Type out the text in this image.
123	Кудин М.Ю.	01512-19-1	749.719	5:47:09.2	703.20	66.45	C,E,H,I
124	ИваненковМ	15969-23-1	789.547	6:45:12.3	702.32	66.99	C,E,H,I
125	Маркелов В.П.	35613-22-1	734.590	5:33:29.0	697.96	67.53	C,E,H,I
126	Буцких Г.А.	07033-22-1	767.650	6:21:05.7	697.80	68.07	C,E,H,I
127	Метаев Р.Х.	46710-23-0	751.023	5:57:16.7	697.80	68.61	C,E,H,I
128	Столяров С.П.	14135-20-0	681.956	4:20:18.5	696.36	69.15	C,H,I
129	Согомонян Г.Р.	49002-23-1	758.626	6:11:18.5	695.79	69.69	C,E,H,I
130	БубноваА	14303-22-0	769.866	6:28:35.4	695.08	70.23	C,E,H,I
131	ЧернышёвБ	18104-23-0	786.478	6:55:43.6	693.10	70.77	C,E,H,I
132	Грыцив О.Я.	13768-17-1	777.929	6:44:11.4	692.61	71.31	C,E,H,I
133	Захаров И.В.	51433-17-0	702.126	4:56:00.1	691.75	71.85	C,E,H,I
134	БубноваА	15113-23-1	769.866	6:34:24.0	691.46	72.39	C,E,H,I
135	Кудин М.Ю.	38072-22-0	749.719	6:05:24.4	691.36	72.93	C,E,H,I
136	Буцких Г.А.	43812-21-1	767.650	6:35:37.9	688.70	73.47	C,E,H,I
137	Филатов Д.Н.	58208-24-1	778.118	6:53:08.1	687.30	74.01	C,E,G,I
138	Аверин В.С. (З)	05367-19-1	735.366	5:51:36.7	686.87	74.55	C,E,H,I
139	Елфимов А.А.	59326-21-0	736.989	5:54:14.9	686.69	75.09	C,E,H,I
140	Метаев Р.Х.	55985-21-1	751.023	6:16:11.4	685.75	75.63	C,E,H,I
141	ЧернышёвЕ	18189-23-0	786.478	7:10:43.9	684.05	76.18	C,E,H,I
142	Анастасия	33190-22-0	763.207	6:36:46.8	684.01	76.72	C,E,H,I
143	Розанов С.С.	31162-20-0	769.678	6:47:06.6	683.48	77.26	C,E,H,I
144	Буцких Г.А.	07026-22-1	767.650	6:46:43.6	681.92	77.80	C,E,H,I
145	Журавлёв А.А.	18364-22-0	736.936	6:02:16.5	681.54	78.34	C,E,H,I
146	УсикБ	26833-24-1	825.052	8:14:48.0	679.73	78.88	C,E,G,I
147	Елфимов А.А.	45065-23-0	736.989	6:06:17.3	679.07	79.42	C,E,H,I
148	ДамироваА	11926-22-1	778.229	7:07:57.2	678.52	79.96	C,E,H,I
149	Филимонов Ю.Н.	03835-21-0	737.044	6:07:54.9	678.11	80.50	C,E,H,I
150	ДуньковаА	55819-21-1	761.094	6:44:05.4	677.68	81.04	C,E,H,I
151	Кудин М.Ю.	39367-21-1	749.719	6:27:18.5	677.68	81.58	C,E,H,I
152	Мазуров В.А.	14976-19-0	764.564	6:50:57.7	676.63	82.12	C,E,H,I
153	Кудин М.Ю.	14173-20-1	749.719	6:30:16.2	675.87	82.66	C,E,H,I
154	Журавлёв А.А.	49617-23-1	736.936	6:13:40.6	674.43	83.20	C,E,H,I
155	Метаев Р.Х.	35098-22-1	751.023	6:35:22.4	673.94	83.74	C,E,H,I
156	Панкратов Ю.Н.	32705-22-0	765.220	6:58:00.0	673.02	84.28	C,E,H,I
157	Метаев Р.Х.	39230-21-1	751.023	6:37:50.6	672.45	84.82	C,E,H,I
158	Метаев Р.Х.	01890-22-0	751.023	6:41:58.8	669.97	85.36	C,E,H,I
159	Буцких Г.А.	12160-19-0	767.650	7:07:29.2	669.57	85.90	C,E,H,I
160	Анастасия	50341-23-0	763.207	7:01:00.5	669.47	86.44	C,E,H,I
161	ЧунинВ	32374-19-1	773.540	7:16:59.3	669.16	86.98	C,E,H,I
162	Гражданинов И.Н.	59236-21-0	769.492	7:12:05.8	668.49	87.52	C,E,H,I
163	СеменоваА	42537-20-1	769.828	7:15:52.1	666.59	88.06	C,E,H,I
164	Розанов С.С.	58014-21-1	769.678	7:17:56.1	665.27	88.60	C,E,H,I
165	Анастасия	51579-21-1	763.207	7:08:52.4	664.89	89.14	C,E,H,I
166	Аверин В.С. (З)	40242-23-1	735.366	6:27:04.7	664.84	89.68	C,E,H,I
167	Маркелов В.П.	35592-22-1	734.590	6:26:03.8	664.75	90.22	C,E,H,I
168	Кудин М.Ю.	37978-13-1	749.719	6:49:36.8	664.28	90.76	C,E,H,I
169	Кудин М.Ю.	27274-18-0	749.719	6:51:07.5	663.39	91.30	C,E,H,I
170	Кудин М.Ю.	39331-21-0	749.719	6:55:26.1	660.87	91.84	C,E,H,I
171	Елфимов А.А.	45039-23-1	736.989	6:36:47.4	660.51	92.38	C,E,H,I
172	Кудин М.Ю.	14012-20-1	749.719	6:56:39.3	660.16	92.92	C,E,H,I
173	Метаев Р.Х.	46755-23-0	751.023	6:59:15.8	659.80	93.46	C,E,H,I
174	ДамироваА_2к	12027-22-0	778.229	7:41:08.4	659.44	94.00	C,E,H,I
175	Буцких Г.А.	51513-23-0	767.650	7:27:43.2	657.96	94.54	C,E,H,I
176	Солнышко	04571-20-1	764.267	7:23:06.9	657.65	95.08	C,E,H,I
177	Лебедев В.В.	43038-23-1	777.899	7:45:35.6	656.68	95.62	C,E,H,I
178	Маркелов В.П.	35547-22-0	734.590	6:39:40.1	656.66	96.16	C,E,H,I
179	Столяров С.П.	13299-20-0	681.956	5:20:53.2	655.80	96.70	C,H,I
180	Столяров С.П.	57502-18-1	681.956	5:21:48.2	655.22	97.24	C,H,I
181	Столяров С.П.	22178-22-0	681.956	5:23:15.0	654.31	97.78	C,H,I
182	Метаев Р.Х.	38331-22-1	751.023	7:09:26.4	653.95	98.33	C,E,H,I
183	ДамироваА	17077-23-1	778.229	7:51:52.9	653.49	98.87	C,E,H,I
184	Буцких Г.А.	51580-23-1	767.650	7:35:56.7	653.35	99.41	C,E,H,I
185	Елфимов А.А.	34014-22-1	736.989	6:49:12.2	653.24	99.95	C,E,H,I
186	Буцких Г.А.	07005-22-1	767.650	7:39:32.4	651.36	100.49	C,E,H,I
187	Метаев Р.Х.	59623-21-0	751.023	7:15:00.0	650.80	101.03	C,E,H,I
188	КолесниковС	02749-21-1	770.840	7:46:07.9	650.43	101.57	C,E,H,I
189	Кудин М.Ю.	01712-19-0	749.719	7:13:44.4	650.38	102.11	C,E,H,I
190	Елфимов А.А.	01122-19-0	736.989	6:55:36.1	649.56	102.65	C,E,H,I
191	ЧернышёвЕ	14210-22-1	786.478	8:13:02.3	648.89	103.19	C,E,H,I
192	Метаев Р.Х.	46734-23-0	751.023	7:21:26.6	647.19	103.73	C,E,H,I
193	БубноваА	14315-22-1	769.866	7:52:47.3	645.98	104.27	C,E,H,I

....

→ Problem statement
Only lines with "Кудин" are wanted here; list each of them.

→ Exercise output
123	Кудин М.Ю.	01512-19-1	749.719	5:47:09.2	703.20	66.45	C,E,H,I
135	Кудин М.Ю.	38072-22-0	749.719	6:05:24.4	691.36	72.93	C,E,H,I
151	Кудин М.Ю.	39367-21-1	749.719	6:27:18.5	677.68	81.58	C,E,H,I
153	Кудин М.Ю.	14173-20-1	749.719	6:30:16.2	675.87	82.66	C,E,H,I
168	Кудин М.Ю.	37978-13-1	749.719	6:49:36.8	664.28	90.76	C,E,H,I
169	Кудин М.Ю.	27274-18-0	749.719	6:51:07.5	663.39	91.30	C,E,H,I
170	Кудин М.Ю.	39331-21-0	749.719	6:55:26.1	660.87	91.84	C,E,H,I
172	Кудин М.Ю.	14012-20-1	749.719	6:56:39.3	660.16	92.92	C,E,H,I
189	Кудин М.Ю.	01712-19-0	749.719	7:13:44.4	650.38	102.11	C,E,H,I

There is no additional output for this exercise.